REQUIREMENT:
Find every line with "time" in it, then report how many there are and nothing more.

RECORDED INFORMATION:

__________________________________________________

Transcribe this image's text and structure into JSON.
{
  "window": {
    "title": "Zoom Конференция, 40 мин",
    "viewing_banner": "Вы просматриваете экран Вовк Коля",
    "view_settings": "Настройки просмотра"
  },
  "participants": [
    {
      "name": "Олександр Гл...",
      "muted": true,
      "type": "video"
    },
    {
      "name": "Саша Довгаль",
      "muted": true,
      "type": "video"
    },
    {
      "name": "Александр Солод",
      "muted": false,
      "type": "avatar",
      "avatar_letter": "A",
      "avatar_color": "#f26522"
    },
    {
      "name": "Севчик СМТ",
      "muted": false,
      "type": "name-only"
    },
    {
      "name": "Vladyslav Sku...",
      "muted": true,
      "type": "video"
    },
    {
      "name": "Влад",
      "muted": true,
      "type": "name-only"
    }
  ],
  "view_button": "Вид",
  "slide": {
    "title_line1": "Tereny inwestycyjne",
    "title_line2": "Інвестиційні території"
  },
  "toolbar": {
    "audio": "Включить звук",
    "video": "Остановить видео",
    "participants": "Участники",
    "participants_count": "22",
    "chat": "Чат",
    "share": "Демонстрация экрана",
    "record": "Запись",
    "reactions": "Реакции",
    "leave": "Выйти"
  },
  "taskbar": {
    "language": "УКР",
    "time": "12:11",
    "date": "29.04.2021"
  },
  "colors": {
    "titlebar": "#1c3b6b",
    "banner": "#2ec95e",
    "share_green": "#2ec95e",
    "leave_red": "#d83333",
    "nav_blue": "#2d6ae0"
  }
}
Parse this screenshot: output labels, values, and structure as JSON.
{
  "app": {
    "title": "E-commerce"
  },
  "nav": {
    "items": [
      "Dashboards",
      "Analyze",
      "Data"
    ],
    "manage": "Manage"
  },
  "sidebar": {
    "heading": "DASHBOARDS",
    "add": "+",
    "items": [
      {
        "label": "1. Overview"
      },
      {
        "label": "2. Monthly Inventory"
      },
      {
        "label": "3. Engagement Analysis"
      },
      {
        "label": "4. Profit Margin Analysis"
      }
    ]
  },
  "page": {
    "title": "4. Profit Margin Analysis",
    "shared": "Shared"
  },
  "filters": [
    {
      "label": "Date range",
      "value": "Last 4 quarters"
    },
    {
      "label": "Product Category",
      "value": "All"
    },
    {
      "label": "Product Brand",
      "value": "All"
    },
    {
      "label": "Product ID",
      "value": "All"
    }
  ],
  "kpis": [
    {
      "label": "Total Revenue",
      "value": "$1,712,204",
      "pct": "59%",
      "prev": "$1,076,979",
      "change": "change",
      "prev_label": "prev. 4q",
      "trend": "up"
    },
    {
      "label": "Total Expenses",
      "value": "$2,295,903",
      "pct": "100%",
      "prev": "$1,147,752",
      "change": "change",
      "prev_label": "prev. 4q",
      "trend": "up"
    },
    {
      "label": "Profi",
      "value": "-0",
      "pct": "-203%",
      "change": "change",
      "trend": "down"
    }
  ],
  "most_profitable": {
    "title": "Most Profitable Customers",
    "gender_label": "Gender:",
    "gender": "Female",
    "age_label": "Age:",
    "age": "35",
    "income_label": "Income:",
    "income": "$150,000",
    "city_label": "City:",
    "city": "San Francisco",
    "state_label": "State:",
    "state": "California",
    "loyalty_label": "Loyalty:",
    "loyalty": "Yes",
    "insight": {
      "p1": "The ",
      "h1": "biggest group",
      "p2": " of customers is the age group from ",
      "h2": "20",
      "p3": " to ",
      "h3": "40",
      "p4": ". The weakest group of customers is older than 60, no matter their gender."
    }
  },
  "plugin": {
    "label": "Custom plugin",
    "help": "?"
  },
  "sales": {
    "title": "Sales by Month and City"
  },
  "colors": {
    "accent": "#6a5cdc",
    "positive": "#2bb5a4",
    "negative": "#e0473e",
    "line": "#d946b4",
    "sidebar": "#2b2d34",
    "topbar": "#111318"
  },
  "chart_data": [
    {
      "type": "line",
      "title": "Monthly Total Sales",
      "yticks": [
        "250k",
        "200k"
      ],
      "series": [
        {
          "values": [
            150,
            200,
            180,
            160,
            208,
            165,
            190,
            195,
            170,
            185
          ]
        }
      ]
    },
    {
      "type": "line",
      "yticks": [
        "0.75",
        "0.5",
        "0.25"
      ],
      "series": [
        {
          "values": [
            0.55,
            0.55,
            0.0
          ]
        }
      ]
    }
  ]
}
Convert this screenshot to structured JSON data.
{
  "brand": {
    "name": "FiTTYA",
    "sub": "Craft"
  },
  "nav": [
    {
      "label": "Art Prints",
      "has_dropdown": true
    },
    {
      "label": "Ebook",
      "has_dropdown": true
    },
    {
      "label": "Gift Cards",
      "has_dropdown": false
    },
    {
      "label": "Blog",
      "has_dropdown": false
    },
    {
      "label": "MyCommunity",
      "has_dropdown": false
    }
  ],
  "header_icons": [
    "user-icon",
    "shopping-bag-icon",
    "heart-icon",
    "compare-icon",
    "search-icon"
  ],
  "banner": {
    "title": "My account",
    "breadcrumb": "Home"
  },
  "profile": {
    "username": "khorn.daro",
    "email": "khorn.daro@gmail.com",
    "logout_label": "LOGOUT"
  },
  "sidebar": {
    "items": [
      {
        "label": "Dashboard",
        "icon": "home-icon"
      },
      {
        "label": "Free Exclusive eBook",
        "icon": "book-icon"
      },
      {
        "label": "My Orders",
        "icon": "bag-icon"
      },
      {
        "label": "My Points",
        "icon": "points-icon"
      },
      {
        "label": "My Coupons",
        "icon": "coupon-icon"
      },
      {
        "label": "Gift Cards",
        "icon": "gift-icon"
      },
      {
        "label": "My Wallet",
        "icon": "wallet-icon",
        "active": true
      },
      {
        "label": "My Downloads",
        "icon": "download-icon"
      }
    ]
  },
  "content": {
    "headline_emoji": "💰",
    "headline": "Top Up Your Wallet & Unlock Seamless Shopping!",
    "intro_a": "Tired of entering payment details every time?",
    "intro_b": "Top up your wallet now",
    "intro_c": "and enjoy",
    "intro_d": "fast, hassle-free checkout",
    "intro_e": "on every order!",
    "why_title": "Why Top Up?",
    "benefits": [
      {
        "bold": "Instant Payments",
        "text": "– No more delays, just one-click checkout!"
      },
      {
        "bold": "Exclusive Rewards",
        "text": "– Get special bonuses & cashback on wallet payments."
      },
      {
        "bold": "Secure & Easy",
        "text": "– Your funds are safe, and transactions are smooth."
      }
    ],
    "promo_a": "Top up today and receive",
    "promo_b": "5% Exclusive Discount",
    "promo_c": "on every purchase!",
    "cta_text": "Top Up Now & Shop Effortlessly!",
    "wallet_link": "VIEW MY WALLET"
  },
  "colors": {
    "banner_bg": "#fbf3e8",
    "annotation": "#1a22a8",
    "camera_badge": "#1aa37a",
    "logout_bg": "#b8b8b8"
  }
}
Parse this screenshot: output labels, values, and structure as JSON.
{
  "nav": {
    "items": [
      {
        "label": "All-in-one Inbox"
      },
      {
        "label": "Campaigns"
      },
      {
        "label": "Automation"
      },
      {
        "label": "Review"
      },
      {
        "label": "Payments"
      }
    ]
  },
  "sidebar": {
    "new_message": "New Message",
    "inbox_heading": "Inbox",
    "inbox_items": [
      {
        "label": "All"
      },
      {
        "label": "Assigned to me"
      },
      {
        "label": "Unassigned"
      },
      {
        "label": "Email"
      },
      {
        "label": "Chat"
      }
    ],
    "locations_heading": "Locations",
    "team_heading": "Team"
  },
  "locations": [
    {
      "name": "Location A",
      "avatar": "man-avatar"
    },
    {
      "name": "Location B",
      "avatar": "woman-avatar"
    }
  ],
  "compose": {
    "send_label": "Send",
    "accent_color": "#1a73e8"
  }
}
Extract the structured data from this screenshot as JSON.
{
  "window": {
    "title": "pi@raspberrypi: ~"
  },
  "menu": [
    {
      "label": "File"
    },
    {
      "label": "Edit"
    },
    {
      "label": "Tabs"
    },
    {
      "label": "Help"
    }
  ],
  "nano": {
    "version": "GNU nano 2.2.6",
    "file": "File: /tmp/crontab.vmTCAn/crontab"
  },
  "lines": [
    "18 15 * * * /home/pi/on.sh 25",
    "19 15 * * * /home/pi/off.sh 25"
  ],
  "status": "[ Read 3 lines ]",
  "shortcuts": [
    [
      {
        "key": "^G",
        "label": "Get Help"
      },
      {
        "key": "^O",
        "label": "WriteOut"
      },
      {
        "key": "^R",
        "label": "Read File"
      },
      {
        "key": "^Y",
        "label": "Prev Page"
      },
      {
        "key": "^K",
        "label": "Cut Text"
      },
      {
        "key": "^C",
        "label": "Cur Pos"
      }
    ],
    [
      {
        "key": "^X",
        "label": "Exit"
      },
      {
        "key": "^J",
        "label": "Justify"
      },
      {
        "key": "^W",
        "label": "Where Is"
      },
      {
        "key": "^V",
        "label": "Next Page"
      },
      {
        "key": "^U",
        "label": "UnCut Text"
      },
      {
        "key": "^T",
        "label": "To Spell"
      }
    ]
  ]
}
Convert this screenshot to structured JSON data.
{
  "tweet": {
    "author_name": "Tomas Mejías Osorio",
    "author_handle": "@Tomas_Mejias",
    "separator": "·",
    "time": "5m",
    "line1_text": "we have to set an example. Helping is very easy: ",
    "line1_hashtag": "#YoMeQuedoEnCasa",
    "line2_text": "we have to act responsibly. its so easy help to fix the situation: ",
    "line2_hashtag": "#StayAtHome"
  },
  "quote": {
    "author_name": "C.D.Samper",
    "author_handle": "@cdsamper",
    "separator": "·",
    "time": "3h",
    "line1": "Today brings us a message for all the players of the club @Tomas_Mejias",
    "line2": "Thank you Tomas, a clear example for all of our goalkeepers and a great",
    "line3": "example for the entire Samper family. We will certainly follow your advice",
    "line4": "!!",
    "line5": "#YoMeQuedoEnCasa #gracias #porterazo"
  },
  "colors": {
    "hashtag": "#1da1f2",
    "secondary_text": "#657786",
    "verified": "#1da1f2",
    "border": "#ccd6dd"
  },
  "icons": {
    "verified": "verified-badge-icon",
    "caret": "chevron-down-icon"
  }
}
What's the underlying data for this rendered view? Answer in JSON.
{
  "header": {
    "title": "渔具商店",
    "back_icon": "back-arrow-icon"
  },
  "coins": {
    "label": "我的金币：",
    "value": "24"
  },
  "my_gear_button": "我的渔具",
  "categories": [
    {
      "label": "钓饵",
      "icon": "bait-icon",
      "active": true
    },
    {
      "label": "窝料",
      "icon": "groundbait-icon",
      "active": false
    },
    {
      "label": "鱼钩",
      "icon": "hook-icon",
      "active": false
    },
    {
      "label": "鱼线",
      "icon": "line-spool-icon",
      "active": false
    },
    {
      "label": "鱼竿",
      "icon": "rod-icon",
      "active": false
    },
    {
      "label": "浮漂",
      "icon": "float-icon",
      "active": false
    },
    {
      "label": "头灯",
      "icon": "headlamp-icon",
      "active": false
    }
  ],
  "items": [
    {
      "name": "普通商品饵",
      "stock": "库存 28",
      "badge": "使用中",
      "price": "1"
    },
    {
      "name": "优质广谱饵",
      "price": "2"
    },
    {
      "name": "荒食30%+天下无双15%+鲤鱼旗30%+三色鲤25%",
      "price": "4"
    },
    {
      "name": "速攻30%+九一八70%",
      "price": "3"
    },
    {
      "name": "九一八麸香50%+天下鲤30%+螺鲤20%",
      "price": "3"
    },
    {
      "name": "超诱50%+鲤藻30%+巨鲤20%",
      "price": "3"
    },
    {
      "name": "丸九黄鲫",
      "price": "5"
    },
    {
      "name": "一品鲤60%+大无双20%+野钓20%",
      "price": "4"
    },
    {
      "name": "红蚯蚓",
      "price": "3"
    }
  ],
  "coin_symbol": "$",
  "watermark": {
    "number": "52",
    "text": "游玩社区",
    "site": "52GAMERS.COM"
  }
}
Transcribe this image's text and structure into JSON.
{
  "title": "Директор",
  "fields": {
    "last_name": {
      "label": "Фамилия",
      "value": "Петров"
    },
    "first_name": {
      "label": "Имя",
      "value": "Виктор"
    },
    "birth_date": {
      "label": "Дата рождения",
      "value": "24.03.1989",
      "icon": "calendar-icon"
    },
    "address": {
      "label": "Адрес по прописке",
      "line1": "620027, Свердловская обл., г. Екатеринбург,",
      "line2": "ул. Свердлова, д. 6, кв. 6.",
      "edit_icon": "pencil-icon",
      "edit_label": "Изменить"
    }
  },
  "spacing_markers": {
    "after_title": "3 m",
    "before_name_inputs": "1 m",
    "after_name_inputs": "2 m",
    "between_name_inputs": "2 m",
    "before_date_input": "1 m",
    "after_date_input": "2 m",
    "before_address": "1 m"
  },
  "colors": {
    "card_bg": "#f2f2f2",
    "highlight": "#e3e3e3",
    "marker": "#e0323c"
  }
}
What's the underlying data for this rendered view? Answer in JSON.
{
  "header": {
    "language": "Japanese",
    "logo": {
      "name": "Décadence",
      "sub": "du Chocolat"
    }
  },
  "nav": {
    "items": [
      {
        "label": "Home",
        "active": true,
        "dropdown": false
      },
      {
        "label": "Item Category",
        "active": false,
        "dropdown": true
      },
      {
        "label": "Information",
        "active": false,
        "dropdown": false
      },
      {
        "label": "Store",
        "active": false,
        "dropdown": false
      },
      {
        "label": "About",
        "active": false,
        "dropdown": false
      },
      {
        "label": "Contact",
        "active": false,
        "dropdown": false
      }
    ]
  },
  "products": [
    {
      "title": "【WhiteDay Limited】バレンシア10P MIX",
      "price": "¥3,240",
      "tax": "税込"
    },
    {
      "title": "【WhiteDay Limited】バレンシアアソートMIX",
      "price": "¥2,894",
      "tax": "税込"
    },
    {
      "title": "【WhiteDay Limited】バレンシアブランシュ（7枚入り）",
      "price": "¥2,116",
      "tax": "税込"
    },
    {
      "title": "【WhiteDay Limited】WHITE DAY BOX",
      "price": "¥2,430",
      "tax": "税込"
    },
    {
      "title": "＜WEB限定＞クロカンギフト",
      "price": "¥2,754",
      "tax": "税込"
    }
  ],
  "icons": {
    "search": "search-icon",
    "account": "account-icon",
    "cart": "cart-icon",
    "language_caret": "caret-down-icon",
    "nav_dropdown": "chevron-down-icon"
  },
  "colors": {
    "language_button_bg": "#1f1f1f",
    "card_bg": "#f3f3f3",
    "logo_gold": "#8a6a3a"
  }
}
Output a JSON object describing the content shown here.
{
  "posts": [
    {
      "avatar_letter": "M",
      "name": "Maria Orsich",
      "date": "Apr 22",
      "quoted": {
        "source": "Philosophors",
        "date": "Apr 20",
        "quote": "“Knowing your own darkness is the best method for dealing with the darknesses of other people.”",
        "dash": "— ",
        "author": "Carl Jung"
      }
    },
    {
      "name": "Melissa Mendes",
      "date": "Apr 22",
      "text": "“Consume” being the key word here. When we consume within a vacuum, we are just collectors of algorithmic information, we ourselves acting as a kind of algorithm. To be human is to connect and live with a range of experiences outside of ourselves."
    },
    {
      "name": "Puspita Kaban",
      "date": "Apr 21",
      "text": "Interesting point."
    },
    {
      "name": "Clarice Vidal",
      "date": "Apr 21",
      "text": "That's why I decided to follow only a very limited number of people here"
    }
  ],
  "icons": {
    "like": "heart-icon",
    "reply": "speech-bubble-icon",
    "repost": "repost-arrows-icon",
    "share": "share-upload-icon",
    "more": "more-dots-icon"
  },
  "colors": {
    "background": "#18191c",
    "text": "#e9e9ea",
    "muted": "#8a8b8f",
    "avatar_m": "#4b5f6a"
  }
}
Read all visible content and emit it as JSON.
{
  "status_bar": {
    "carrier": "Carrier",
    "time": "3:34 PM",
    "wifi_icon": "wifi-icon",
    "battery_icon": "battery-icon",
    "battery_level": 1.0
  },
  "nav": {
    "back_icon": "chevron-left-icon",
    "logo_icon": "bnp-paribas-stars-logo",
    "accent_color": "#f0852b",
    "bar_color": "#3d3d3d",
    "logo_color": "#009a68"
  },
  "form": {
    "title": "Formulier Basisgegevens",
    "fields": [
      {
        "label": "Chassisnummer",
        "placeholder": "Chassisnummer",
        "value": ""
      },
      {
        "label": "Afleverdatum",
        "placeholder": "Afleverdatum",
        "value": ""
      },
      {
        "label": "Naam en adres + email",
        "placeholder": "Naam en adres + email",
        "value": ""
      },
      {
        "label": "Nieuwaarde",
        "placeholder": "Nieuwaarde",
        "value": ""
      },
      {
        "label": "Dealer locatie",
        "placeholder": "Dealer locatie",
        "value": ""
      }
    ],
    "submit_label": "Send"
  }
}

__________________________________________________

FULL SOLUTION:
5